Reproduce every entry in the listing without alteration.

Stored data entries
<<<<
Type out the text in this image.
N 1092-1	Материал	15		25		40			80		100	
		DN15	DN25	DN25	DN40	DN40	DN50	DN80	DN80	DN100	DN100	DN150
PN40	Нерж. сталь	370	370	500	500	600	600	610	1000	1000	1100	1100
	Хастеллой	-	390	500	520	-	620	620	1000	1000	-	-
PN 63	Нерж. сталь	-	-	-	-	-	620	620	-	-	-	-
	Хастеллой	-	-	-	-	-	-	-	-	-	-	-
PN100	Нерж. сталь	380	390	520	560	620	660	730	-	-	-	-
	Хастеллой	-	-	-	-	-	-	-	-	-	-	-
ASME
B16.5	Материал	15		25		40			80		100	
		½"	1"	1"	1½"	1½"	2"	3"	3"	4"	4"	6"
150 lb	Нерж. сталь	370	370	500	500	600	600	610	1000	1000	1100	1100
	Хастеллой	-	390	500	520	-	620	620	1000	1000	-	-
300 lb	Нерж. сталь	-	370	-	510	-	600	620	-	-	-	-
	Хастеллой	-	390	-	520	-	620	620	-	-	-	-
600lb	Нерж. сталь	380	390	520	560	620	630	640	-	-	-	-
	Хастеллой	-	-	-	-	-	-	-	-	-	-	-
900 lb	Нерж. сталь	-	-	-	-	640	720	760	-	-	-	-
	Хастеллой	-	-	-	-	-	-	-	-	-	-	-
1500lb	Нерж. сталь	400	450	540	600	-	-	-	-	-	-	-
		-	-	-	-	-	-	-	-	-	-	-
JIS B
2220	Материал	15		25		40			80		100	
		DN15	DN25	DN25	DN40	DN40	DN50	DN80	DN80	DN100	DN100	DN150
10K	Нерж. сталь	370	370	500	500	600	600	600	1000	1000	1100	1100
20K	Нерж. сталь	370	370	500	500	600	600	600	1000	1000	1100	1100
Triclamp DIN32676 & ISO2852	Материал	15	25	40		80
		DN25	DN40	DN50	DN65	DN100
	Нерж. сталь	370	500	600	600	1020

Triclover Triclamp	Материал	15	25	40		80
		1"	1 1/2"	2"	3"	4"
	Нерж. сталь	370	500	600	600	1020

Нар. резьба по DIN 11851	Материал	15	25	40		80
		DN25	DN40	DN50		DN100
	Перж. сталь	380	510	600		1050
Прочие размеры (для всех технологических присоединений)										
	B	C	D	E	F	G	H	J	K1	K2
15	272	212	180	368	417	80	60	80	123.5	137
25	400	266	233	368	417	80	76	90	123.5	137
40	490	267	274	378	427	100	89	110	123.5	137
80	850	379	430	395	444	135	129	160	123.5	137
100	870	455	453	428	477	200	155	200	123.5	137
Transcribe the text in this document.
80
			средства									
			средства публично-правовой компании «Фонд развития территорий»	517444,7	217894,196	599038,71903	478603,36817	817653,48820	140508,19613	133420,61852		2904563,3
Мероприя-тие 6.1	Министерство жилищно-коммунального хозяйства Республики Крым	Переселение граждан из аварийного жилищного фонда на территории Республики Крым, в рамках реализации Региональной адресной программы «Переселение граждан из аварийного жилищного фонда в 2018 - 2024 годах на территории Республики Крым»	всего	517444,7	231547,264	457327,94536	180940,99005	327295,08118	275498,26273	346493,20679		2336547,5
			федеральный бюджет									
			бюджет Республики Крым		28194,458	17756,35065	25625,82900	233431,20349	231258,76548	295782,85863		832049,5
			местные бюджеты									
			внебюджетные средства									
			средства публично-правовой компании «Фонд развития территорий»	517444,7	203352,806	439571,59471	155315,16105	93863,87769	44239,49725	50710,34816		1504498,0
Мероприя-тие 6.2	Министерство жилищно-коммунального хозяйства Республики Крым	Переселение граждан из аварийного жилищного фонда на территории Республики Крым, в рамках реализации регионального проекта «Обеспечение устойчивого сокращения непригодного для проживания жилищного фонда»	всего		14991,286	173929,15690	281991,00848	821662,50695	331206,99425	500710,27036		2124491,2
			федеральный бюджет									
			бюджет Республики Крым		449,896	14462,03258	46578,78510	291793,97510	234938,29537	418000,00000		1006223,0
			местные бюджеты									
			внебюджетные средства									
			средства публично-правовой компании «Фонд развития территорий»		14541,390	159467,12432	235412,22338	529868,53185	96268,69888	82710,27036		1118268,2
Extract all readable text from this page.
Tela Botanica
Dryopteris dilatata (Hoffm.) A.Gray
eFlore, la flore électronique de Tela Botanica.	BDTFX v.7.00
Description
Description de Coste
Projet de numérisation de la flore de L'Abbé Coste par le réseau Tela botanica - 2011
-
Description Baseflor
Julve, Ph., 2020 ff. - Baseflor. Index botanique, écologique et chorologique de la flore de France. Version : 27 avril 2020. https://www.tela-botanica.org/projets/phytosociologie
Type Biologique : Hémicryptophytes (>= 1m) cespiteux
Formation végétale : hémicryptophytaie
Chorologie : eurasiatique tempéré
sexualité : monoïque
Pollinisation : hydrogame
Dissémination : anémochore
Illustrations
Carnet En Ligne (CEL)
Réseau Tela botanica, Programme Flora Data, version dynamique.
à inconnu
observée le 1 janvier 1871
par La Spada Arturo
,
>>>>
:: ANSWER TO THIS PROBLEM ::
Type out the text in this image.
N 1092-1	Материал	15		25		40			80		100	
		DN15	DN25	DN25	DN40	DN40	DN50	DN80	DN80	DN100	DN100	DN150
PN40	Нерж. сталь	370	370	500	500	600	600	610	1000	1000	1100	1100
	Хастеллой	-	390	500	520	-	620	620	1000	1000	-	-
PN 63	Нерж. сталь	-	-	-	-	-	620	620	-	-	-	-
	Хастеллой	-	-	-	-	-	-	-	-	-	-	-
PN100	Нерж. сталь	380	390	520	560	620	660	730	-	-	-	-
	Хастеллой	-	-	-	-	-	-	-	-	-	-	-
ASME
B16.5	Материал	15		25		40			80		100	
		½"	1"	1"	1½"	1½"	2"	3"	3"	4"	4"	6"
150 lb	Нерж. сталь	370	370	500	500	600	600	610	1000	1000	1100	1100
	Хастеллой	-	390	500	520	-	620	620	1000	1000	-	-
300 lb	Нерж. сталь	-	370	-	510	-	600	620	-	-	-	-
	Хастеллой	-	390	-	520	-	620	620	-	-	-	-
600lb	Нерж. сталь	380	390	520	560	620	630	640	-	-	-	-
	Хастеллой	-	-	-	-	-	-	-	-	-	-	-
900 lb	Нерж. сталь	-	-	-	-	640	720	760	-	-	-	-
	Хастеллой	-	-	-	-	-	-	-	-	-	-	-
1500lb	Нерж. сталь	400	450	540	600	-	-	-	-	-	-	-
		-	-	-	-	-	-	-	-	-	-	-
JIS B
2220	Материал	15		25		40			80		100	
		DN15	DN25	DN25	DN40	DN40	DN50	DN80	DN80	DN100	DN100	DN150
10K	Нерж. сталь	370	370	500	500	600	600	600	1000	1000	1100	1100
20K	Нерж. сталь	370	370	500	500	600	600	600	1000	1000	1100	1100
Triclamp DIN32676 & ISO2852	Материал	15	25	40		80
		DN25	DN40	DN50	DN65	DN100
	Нерж. сталь	370	500	600	600	1020

Triclover Triclamp	Материал	15	25	40		80
		1"	1 1/2"	2"	3"	4"
	Нерж. сталь	370	500	600	600	1020

Нар. резьба по DIN 11851	Материал	15	25	40		80
		DN25	DN40	DN50		DN100
	Перж. сталь	380	510	600		1050
Прочие размеры (для всех технологических присоединений)										
	B	C	D	E	F	G	H	J	K1	K2
15	272	212	180	368	417	80	60	80	123.5	137
25	400	266	233	368	417	80	76	90	123.5	137
40	490	267	274	378	427	100	89	110	123.5	137
80	850	379	430	395	444	135	129	160	123.5	137
100	870	455	453	428	477	200	155	200	123.5	137
Transcribe the text in this document.
80
			средства									
			средства публично-правовой компании «Фонд развития территорий»	517444,7	217894,196	599038,71903	478603,36817	817653,48820	140508,19613	133420,61852		2904563,3
Мероприя-тие 6.1	Министерство жилищно-коммунального хозяйства Республики Крым	Переселение граждан из аварийного жилищного фонда на территории Республики Крым, в рамках реализации Региональной адресной программы «Переселение граждан из аварийного жилищного фонда в 2018 - 2024 годах на территории Республики Крым»	всего	517444,7	231547,264	457327,94536	180940,99005	327295,08118	275498,26273	346493,20679		2336547,5
			федеральный бюджет									
			бюджет Республики Крым		28194,458	17756,35065	25625,82900	233431,20349	231258,76548	295782,85863		832049,5
			местные бюджеты									
			внебюджетные средства									
			средства публично-правовой компании «Фонд развития территорий»	517444,7	203352,806	439571,59471	155315,16105	93863,87769	44239,49725	50710,34816		1504498,0
Мероприя-тие 6.2	Министерство жилищно-коммунального хозяйства Республики Крым	Переселение граждан из аварийного жилищного фонда на территории Республики Крым, в рамках реализации регионального проекта «Обеспечение устойчивого сокращения непригодного для проживания жилищного фонда»	всего		14991,286	173929,15690	281991,00848	821662,50695	331206,99425	500710,27036		2124491,2
			федеральный бюджет									
			бюджет Республики Крым		449,896	14462,03258	46578,78510	291793,97510	234938,29537	418000,00000		1006223,0
			местные бюджеты									
			внебюджетные средства									
			средства публично-правовой компании «Фонд развития территорий»		14541,390	159467,12432	235412,22338	529868,53185	96268,69888	82710,27036		1118268,2
Extract all readable text from this page.
Tela Botanica
Dryopteris dilatata (Hoffm.) A.Gray
eFlore, la flore électronique de Tela Botanica.	BDTFX v.7.00
Description
Description de Coste
Projet de numérisation de la flore de L'Abbé Coste par le réseau Tela botanica - 2011
-
Description Baseflor
Julve, Ph., 2020 ff. - Baseflor. Index botanique, écologique et chorologique de la flore de France. Version : 27 avril 2020. https://www.tela-botanica.org/projets/phytosociologie
Type Biologique : Hémicryptophytes (>= 1m) cespiteux
Formation végétale : hémicryptophytaie
Chorologie : eurasiatique tempéré
sexualité : monoïque
Pollinisation : hydrogame
Dissémination : anémochore
Illustrations
Carnet En Ligne (CEL)
Réseau Tela botanica, Programme Flora Data, version dynamique.
à inconnu
observée le 1 janvier 1871
par La Spada Arturo
,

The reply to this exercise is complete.